**Problem to solve**: Copy out all lines where "title" appears.

**Recorded information**:
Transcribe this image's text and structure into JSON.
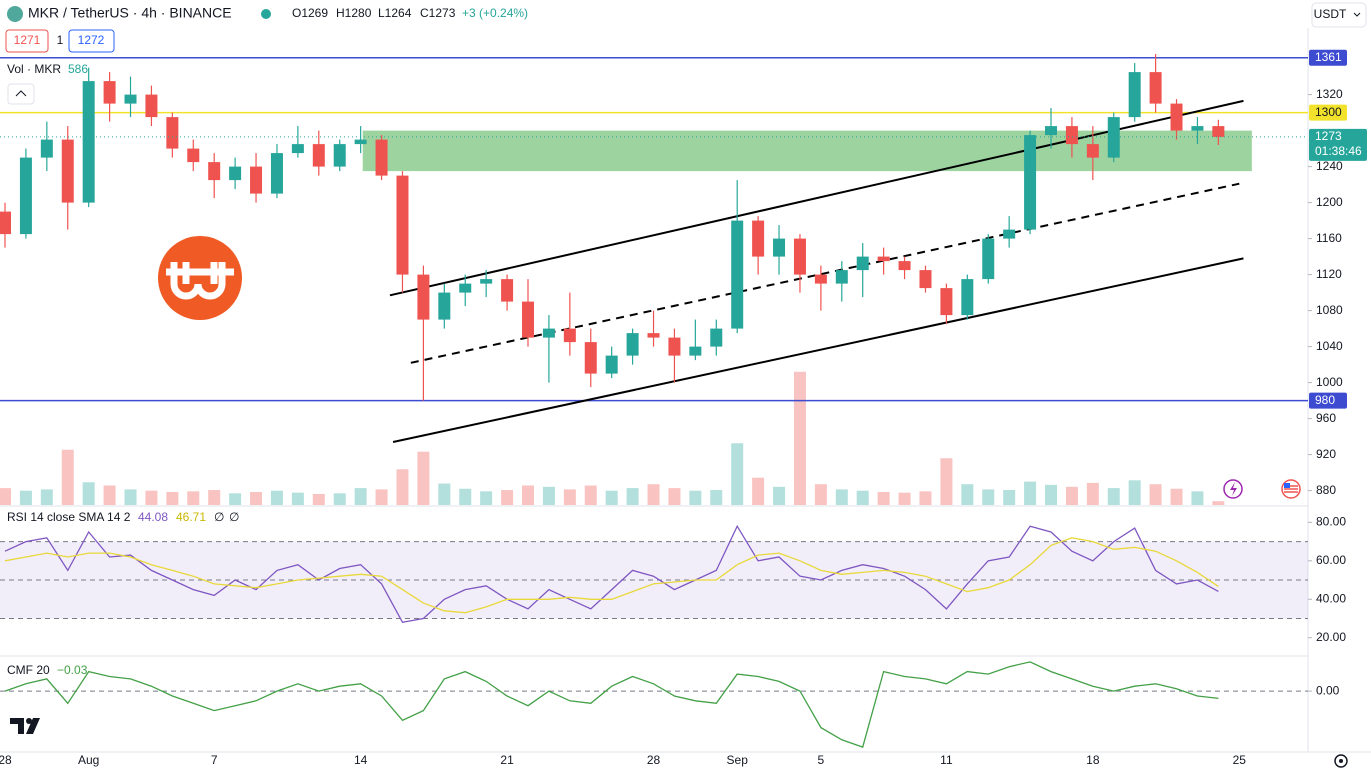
{
  "header": {
    "symbol": "MKR / TetherUS · 4h · BINANCE",
    "open": "O1269",
    "high": "H1280",
    "low": "L1264",
    "close": "C1273",
    "change": "+3 (+0.24%)",
    "currency": "USDT"
  },
  "order_panel": {
    "sell": "1271",
    "quantity": "1",
    "buy": "1272"
  },
  "chart_data": [
    {
      "type": "candlestick",
      "categories": [
        "28",
        null,
        null,
        null,
        "Aug",
        null,
        null,
        null,
        null,
        null,
        "7",
        null,
        null,
        null,
        null,
        null,
        null,
        "14",
        null,
        null,
        null,
        null,
        null,
        null,
        "21",
        null,
        null,
        null,
        null,
        null,
        null,
        "28",
        null,
        null,
        null,
        "Sep",
        null,
        null,
        null,
        "5",
        null,
        null,
        null,
        null,
        null,
        "11",
        null,
        null,
        null,
        null,
        null,
        null,
        "18",
        null,
        null,
        null,
        null,
        null,
        null,
        "25"
      ],
      "open": [
        1190,
        1165,
        1250,
        1270,
        1200,
        1335,
        1310,
        1320,
        1295,
        1260,
        1245,
        1225,
        1240,
        1210,
        1255,
        1265,
        1240,
        1265,
        1270,
        1230,
        1120,
        1070,
        1100,
        1110,
        1115,
        1090,
        1050,
        1060,
        1045,
        1010,
        1030,
        1055,
        1050,
        1030,
        1040,
        1060,
        1180,
        1140,
        1160,
        1120,
        1110,
        1125,
        1140,
        1135,
        1125,
        1105,
        1075,
        1115,
        1160,
        1170,
        1275,
        1285,
        1265,
        1250,
        1295,
        1345,
        1310,
        1280,
        1285,
        null
      ],
      "high": [
        1200,
        1260,
        1290,
        1285,
        1350,
        1345,
        1340,
        1330,
        1300,
        1270,
        1255,
        1250,
        1255,
        1265,
        1285,
        1280,
        1270,
        1285,
        1275,
        1235,
        1130,
        1110,
        1120,
        1125,
        1120,
        1115,
        1075,
        1100,
        1060,
        1040,
        1060,
        1080,
        1060,
        1070,
        1070,
        1225,
        1185,
        1175,
        1165,
        1130,
        1135,
        1155,
        1150,
        1140,
        1130,
        1110,
        1120,
        1165,
        1185,
        1280,
        1305,
        1295,
        1285,
        1300,
        1355,
        1365,
        1315,
        1295,
        1292,
        null
      ],
      "low": [
        1150,
        1160,
        1235,
        1170,
        1195,
        1290,
        1295,
        1285,
        1250,
        1235,
        1205,
        1215,
        1200,
        1205,
        1250,
        1230,
        1235,
        1255,
        1225,
        1100,
        980,
        1060,
        1085,
        1095,
        1080,
        1040,
        1000,
        1030,
        995,
        1005,
        1020,
        1040,
        1000,
        1025,
        1030,
        1055,
        1120,
        1120,
        1100,
        1080,
        1090,
        1095,
        1120,
        1115,
        1100,
        1065,
        1070,
        1110,
        1150,
        1165,
        1260,
        1250,
        1225,
        1245,
        1290,
        1300,
        1270,
        1265,
        1264,
        null
      ],
      "close": [
        1165,
        1250,
        1270,
        1200,
        1335,
        1310,
        1320,
        1295,
        1260,
        1245,
        1225,
        1240,
        1210,
        1255,
        1265,
        1240,
        1265,
        1270,
        1230,
        1120,
        1070,
        1100,
        1110,
        1115,
        1090,
        1050,
        1060,
        1045,
        1010,
        1030,
        1055,
        1050,
        1030,
        1040,
        1060,
        1180,
        1140,
        1160,
        1120,
        1110,
        1125,
        1140,
        1135,
        1125,
        1105,
        1075,
        1115,
        1160,
        1170,
        1275,
        1285,
        1265,
        1250,
        1295,
        1345,
        1310,
        1280,
        1285,
        1273,
        null
      ],
      "up_color": "#26a69a",
      "down_color": "#ef5350",
      "ylim": [
        864,
        1394
      ],
      "yticks": [
        1320,
        1240,
        1200,
        1160,
        1120,
        1080,
        1040,
        1000,
        960,
        920,
        880
      ],
      "volume": {
        "name": "Vol · MKR",
        "last_value": 586,
        "ylim": [
          0,
          22000
        ],
        "values": [
          2600,
          2200,
          2400,
          8500,
          3500,
          3000,
          2400,
          2200,
          2000,
          2100,
          2300,
          1800,
          2000,
          2200,
          1900,
          1700,
          1800,
          2600,
          2400,
          5500,
          8200,
          3300,
          2500,
          2100,
          2300,
          3000,
          2800,
          2400,
          3000,
          2200,
          2600,
          3200,
          2600,
          2200,
          2300,
          9500,
          4200,
          2800,
          20500,
          3200,
          2400,
          2200,
          2000,
          1900,
          2100,
          7200,
          3200,
          2400,
          2300,
          3600,
          3100,
          2800,
          3400,
          2600,
          3800,
          3200,
          2500,
          2100,
          586,
          null
        ]
      },
      "levels": [
        {
          "value": 1361,
          "color": "#3d4bd1"
        },
        {
          "value": 1300,
          "color": "#f2e22b"
        },
        {
          "value": 980,
          "color": "#3d4bd1"
        }
      ],
      "last_price": {
        "value": 1273,
        "countdown": "01:38:46",
        "color": "#26a69a"
      },
      "zone": {
        "x": [
          17.1,
          59.6
        ],
        "y": [
          1235,
          1280
        ],
        "color": "#4caf50"
      },
      "trendlines": [
        {
          "x": [
            18.4,
            59.2
          ],
          "y": [
            1097,
            1313
          ],
          "dashed": false
        },
        {
          "x": [
            19.4,
            59.0
          ],
          "y": [
            1022,
            1221
          ],
          "dashed": true
        },
        {
          "x": [
            18.55,
            59.2
          ],
          "y": [
            934,
            1138
          ],
          "dashed": false
        }
      ]
    },
    {
      "type": "line",
      "title": "RSI 14 close SMA 14 2",
      "series": [
        {
          "color": "#7e57c2",
          "values": [
            65,
            70,
            72,
            55,
            75,
            62,
            63,
            55,
            50,
            45,
            42,
            50,
            45,
            55,
            58,
            50,
            56,
            58,
            48,
            28,
            30,
            40,
            45,
            47,
            40,
            35,
            45,
            40,
            35,
            45,
            55,
            52,
            45,
            50,
            55,
            78,
            60,
            62,
            52,
            50,
            55,
            58,
            56,
            52,
            45,
            35,
            48,
            60,
            62,
            78,
            75,
            65,
            60,
            70,
            77,
            55,
            48,
            50,
            44.08,
            null
          ]
        },
        {
          "color": "#e8d839",
          "values": [
            60,
            62,
            64,
            62,
            64,
            64,
            62,
            58,
            55,
            52,
            48,
            47,
            46,
            48,
            50,
            51,
            52,
            53,
            52,
            45,
            38,
            34,
            33,
            36,
            40,
            40,
            40,
            41,
            40,
            40,
            44,
            48,
            49,
            50,
            50,
            58,
            63,
            64,
            60,
            55,
            53,
            54,
            55,
            54,
            52,
            48,
            44,
            46,
            50,
            58,
            68,
            72,
            70,
            66,
            67,
            65,
            60,
            54,
            46.71,
            null
          ]
        }
      ],
      "extra_labels": [
        "∅",
        "∅"
      ],
      "bands": [
        70,
        50,
        30
      ],
      "ylim": [
        11,
        88
      ],
      "yticks": [
        {
          "value": 80,
          "label": "80.00"
        },
        {
          "value": 60,
          "label": "60.00"
        },
        {
          "value": 40,
          "label": "40.00"
        },
        {
          "value": 20,
          "label": "20.00"
        }
      ]
    },
    {
      "type": "line",
      "title": "CMF 20",
      "series": [
        {
          "color": "#43a047",
          "value_label": "−0.03",
          "values": [
            0.0,
            0.03,
            0.05,
            -0.05,
            0.08,
            0.06,
            0.05,
            0.02,
            -0.02,
            -0.05,
            -0.08,
            -0.06,
            -0.04,
            0.0,
            0.03,
            0.0,
            0.02,
            0.03,
            -0.02,
            -0.12,
            -0.08,
            0.05,
            0.08,
            0.04,
            -0.02,
            -0.06,
            0.0,
            -0.04,
            -0.05,
            0.02,
            0.06,
            0.03,
            -0.02,
            -0.04,
            -0.05,
            0.07,
            0.06,
            0.04,
            0.0,
            -0.15,
            -0.2,
            -0.23,
            0.08,
            0.06,
            0.05,
            0.03,
            0.08,
            0.07,
            0.1,
            0.12,
            0.08,
            0.05,
            0.02,
            0.0,
            0.02,
            0.03,
            0.01,
            -0.02,
            -0.03,
            null
          ]
        }
      ],
      "ylim": [
        -0.25,
        0.14
      ],
      "yticks": [
        {
          "value": 0,
          "label": "0.00"
        }
      ]
    }
  ]
}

**Problem solution**:
      "title": "RSI 14 close SMA 14 2",
      "title": "CMF 20",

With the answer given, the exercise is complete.